# Exercise instructions:
How many lines in this data contain the string "title"? Reply with the number only.

# Given data:

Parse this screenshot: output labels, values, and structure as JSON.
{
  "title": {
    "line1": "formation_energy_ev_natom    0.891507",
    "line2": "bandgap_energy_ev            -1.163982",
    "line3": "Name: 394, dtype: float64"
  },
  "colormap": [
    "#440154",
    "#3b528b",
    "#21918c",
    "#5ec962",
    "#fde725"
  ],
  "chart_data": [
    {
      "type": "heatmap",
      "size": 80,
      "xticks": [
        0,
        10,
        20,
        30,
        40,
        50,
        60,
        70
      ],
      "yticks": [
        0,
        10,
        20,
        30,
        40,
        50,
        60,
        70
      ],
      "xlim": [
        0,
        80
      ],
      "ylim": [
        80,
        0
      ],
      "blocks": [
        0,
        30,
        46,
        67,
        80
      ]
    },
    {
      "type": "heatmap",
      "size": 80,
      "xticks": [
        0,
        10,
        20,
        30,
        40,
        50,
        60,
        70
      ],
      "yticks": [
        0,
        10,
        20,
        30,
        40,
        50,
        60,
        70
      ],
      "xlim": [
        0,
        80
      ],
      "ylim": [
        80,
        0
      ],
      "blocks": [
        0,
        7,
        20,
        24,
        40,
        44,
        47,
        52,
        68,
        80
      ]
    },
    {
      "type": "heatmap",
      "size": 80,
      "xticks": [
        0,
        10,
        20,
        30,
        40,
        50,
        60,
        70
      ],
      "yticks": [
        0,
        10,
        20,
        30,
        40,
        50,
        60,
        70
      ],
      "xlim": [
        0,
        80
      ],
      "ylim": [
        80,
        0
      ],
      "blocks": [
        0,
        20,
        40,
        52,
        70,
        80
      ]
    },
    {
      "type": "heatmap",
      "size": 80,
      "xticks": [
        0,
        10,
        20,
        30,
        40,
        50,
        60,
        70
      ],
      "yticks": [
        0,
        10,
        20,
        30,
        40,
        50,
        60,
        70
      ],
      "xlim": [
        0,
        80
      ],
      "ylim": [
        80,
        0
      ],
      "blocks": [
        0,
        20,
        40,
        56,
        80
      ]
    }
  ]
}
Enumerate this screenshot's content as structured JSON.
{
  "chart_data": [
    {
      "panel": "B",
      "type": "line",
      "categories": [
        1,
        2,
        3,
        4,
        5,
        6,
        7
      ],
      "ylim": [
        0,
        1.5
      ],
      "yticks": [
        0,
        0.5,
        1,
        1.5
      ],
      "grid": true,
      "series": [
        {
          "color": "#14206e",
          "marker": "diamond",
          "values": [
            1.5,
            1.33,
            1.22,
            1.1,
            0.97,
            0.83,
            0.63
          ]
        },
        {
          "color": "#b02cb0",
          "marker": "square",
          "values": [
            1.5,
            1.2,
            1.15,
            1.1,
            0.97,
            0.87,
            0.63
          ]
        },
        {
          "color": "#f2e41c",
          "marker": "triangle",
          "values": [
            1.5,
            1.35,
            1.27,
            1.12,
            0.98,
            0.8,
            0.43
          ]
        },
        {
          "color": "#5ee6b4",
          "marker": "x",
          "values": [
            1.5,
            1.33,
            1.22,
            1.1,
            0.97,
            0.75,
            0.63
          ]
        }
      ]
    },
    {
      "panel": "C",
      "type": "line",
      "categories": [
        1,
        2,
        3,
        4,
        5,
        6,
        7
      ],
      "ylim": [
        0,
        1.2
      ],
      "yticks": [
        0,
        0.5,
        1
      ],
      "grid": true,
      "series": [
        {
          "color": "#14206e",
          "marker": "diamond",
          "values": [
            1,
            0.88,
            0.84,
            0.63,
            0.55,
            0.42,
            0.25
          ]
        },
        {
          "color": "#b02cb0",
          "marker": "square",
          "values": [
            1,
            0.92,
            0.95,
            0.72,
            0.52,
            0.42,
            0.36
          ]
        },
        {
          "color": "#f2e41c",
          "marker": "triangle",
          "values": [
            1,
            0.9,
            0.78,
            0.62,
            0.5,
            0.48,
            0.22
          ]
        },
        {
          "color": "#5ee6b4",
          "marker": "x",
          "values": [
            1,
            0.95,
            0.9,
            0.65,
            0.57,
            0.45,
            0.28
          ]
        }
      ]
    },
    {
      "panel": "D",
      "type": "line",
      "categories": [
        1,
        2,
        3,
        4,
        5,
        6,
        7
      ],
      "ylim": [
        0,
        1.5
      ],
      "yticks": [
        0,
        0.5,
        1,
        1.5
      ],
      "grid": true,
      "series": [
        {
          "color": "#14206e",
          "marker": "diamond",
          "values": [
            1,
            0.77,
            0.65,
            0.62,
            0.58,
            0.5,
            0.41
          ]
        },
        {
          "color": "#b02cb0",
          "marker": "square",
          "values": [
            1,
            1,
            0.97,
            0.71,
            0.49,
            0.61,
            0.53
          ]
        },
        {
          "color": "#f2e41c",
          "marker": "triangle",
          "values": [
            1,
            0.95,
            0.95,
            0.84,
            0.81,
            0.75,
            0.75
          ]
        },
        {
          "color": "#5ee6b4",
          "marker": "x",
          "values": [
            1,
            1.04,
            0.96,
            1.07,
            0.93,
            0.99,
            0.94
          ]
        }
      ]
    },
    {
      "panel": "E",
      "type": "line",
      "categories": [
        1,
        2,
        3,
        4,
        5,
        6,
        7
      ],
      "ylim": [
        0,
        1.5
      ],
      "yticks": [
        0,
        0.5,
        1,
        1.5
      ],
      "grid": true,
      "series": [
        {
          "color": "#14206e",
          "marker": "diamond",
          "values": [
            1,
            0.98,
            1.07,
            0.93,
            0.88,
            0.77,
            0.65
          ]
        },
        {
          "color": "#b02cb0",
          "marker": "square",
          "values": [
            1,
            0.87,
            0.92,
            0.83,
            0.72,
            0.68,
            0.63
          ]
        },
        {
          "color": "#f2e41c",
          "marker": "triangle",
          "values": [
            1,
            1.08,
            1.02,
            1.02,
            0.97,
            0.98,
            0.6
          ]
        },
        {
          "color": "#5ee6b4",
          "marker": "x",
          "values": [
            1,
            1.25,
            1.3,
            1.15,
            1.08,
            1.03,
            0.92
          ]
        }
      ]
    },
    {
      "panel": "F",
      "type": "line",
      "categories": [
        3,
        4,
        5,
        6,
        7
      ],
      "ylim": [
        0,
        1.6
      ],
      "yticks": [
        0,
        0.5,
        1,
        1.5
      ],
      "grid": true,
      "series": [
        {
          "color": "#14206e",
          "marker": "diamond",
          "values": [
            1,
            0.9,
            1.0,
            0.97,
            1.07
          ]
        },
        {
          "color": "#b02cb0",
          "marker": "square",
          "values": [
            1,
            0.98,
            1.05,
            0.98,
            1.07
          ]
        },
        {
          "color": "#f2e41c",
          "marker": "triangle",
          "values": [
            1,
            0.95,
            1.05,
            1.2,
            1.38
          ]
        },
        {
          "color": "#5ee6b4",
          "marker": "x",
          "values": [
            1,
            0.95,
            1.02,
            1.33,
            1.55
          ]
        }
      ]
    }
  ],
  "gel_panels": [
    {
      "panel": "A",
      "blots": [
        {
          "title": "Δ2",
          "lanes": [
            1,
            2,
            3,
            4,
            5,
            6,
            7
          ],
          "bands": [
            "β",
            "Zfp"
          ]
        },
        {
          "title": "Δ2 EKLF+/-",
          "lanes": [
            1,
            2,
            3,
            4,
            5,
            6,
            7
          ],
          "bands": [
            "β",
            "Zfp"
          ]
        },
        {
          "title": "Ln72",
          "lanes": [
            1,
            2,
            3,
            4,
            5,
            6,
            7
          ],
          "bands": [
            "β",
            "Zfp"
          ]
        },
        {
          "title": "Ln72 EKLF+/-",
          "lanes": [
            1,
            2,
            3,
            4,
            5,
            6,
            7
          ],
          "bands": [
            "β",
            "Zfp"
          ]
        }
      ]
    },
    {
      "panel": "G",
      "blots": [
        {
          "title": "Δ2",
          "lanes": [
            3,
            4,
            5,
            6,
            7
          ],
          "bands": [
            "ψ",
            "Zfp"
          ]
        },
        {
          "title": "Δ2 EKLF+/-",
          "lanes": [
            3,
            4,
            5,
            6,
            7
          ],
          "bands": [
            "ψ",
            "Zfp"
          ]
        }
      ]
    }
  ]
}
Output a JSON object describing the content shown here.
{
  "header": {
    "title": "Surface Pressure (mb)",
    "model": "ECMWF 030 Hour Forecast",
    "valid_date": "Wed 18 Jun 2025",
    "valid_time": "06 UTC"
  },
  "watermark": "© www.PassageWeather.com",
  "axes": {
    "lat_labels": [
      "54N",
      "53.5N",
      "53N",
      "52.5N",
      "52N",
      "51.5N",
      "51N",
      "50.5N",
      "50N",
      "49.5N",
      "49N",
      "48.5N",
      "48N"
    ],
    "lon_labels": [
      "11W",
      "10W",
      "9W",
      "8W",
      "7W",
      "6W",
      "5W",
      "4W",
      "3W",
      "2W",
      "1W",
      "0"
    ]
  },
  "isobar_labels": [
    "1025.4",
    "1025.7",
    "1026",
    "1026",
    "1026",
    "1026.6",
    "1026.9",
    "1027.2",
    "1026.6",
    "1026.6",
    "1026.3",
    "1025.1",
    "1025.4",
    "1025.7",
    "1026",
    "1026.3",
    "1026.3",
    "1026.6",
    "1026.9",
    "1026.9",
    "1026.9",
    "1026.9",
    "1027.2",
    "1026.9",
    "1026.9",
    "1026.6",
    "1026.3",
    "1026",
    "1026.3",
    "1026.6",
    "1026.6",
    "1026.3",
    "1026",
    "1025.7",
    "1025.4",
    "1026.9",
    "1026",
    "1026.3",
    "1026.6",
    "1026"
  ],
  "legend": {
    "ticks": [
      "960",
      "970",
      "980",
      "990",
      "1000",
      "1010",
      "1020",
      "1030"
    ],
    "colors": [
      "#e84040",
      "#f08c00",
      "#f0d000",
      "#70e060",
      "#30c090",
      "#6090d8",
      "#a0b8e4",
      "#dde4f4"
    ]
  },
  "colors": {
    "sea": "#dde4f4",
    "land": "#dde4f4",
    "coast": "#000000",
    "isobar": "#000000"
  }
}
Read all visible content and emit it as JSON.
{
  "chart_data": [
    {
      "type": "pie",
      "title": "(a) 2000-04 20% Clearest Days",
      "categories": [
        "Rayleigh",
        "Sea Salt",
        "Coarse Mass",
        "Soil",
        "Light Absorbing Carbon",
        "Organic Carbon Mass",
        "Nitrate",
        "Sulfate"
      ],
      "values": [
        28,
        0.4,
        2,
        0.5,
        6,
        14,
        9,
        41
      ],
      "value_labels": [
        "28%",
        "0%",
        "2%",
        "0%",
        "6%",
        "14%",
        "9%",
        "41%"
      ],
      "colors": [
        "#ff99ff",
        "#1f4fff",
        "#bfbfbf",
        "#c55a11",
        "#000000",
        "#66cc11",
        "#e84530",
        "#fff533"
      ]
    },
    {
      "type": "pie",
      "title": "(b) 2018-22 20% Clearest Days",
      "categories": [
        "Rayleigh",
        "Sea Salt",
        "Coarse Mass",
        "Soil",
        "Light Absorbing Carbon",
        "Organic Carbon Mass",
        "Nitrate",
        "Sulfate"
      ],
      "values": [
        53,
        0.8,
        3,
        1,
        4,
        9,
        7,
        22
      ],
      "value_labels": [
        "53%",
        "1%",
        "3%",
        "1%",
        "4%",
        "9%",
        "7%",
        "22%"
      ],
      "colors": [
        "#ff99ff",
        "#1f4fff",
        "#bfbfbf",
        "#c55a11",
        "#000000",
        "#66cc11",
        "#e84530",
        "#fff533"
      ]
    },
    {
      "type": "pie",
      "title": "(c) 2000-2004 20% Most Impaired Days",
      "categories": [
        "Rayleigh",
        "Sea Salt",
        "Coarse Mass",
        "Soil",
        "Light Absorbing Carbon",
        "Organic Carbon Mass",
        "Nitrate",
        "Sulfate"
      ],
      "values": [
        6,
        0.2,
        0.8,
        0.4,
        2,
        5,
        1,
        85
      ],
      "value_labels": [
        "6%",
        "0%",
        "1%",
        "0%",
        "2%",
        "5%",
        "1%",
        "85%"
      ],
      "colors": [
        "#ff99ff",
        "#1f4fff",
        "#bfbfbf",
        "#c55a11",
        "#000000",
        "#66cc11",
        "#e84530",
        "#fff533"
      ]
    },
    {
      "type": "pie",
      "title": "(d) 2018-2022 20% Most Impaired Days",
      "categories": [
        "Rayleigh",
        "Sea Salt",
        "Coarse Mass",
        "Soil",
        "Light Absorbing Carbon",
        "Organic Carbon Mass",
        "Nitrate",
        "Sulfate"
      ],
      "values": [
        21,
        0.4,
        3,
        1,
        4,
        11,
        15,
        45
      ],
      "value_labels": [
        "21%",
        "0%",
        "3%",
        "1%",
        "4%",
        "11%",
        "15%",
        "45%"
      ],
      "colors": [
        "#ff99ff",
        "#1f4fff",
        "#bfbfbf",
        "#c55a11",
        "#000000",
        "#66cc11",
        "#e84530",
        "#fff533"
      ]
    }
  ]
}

# Response below:
12